▶ SHORT PROBLEM
Look for the string "document" and copy every line that has it.

▶ EXTRACTED ENTRIES

________________________________________

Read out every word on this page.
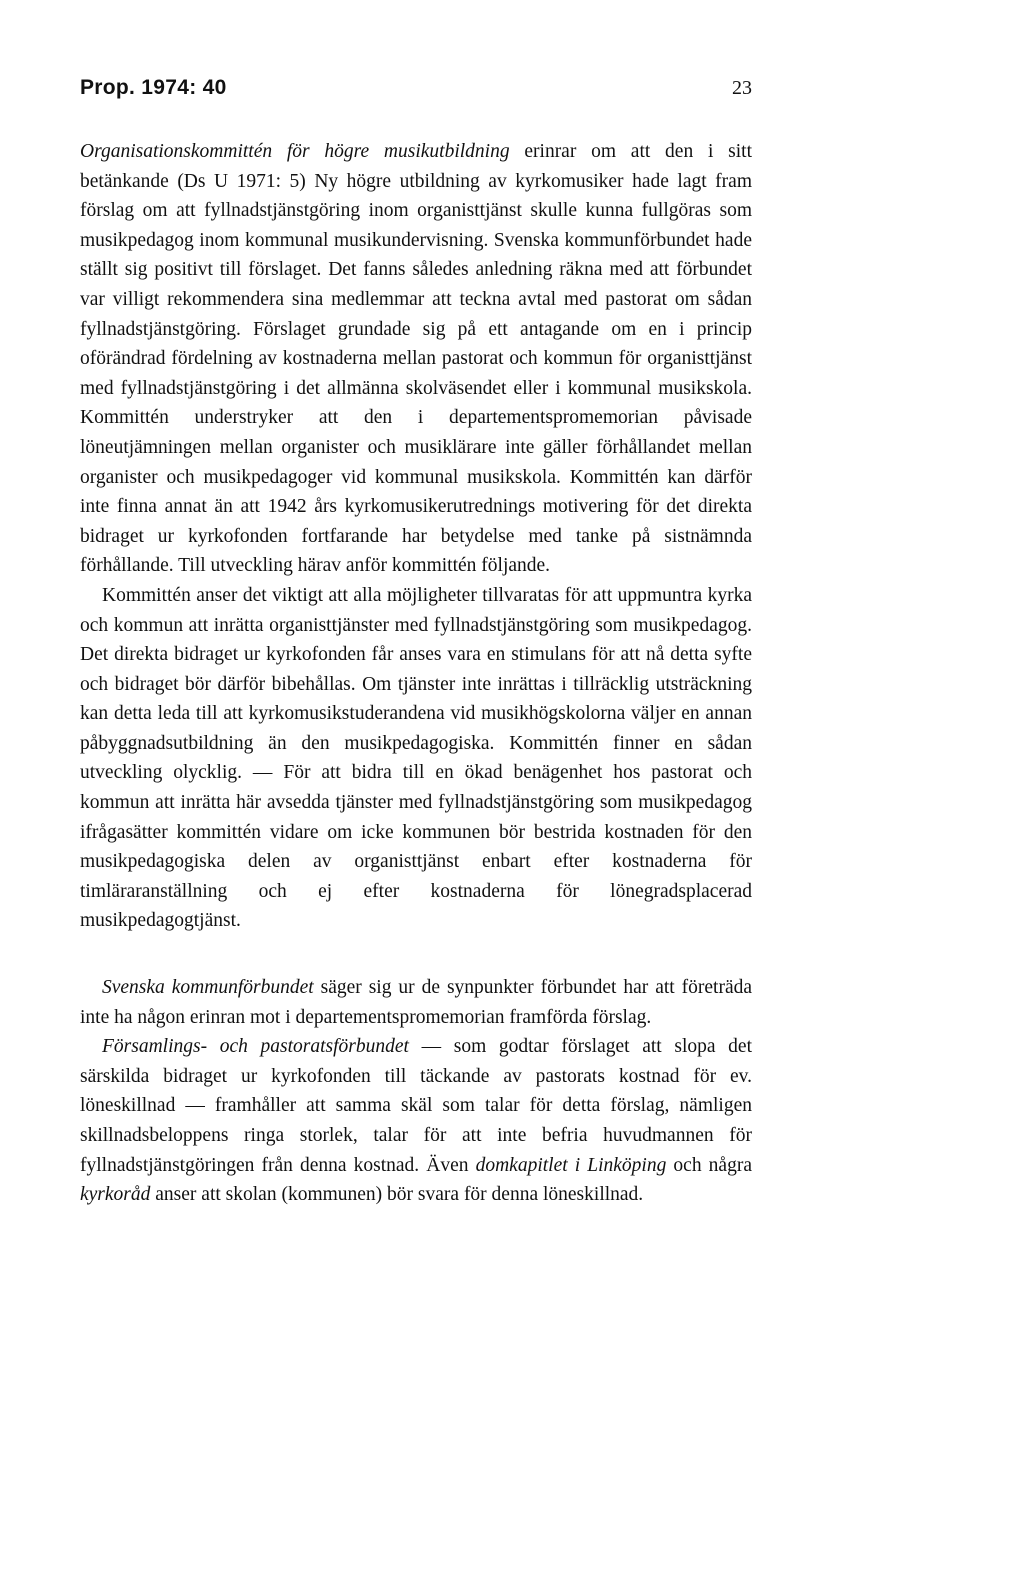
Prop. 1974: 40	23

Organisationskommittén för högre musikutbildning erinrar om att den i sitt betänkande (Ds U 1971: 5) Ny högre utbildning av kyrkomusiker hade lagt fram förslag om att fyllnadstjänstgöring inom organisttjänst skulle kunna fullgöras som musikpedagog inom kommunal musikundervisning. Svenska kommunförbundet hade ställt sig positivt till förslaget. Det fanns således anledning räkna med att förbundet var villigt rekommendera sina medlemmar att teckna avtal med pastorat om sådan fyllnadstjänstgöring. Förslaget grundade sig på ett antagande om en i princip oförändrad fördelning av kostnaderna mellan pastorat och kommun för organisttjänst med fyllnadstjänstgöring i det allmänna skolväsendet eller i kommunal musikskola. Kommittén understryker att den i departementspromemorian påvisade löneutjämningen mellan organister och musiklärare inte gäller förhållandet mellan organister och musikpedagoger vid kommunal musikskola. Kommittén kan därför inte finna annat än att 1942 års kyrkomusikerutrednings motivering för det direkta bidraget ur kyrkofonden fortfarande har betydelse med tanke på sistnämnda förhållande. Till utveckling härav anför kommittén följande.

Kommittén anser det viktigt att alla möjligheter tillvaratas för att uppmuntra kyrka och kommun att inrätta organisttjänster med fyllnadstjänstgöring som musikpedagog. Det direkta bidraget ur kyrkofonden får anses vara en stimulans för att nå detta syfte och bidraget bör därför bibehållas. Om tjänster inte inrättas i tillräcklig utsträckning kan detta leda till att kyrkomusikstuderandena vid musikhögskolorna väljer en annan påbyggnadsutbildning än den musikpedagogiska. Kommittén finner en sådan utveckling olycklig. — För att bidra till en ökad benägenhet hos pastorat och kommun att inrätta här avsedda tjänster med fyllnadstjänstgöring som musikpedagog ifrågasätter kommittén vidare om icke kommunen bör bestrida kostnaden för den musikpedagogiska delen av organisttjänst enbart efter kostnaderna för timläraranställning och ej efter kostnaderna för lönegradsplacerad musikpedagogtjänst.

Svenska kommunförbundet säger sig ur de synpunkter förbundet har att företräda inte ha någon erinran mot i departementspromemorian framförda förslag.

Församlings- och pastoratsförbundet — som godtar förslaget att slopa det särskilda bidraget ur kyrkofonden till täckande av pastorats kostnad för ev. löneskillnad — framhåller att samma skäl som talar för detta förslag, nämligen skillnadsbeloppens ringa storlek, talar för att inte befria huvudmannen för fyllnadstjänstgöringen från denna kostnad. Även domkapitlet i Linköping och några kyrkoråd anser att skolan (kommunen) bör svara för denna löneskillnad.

________________________________________

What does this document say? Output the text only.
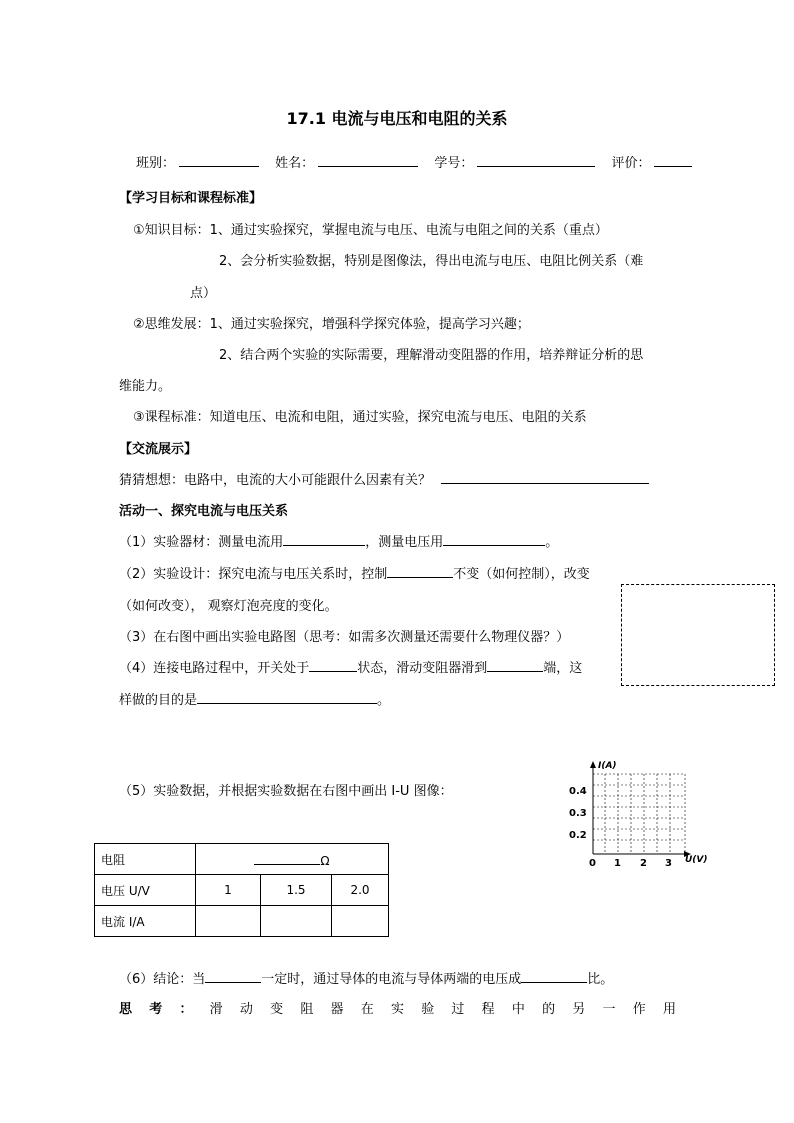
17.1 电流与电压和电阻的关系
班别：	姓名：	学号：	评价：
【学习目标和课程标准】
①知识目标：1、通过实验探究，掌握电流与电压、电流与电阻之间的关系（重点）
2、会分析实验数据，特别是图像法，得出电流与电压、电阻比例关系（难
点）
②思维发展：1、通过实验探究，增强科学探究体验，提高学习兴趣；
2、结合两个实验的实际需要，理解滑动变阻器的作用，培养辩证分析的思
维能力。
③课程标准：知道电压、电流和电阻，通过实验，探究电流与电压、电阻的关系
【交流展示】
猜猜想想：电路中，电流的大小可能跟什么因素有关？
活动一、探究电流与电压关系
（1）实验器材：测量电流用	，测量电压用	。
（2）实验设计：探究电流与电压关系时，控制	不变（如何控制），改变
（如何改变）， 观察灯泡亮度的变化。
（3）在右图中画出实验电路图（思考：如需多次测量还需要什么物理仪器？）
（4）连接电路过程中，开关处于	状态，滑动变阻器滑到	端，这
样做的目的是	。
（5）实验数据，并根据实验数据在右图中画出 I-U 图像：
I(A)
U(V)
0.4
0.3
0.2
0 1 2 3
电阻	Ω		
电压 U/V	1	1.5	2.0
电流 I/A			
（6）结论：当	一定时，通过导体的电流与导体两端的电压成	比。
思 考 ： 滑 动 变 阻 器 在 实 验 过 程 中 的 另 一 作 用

________________________________________

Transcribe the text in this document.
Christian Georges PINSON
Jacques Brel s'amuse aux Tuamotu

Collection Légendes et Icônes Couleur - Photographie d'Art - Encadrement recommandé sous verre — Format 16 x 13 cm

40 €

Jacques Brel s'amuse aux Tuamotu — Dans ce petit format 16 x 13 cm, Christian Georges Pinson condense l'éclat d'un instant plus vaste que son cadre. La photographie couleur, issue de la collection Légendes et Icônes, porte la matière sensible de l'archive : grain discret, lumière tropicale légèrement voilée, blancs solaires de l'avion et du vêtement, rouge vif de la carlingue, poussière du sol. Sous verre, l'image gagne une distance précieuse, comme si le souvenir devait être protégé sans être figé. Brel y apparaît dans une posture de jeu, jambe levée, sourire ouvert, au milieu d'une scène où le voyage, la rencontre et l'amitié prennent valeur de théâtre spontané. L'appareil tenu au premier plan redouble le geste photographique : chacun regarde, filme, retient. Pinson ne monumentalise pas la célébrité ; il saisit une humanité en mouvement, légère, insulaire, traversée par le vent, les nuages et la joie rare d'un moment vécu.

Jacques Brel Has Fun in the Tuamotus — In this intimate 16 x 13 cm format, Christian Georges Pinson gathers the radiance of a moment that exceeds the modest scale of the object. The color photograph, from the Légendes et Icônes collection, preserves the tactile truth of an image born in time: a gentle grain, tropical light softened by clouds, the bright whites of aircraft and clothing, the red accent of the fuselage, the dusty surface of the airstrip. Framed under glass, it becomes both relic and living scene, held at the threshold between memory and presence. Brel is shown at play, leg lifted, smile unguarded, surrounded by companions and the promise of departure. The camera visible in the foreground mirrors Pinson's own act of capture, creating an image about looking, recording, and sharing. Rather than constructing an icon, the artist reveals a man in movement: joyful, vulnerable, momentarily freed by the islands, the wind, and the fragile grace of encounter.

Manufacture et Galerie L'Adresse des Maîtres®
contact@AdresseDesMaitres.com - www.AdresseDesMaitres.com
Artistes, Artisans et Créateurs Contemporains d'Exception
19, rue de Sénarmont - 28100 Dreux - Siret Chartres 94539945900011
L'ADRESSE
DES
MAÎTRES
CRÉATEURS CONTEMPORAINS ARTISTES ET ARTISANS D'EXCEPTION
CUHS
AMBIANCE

________________________________________

▶ THE RESULT
What does this document say? Output the text only.
Transcribe the text in this document.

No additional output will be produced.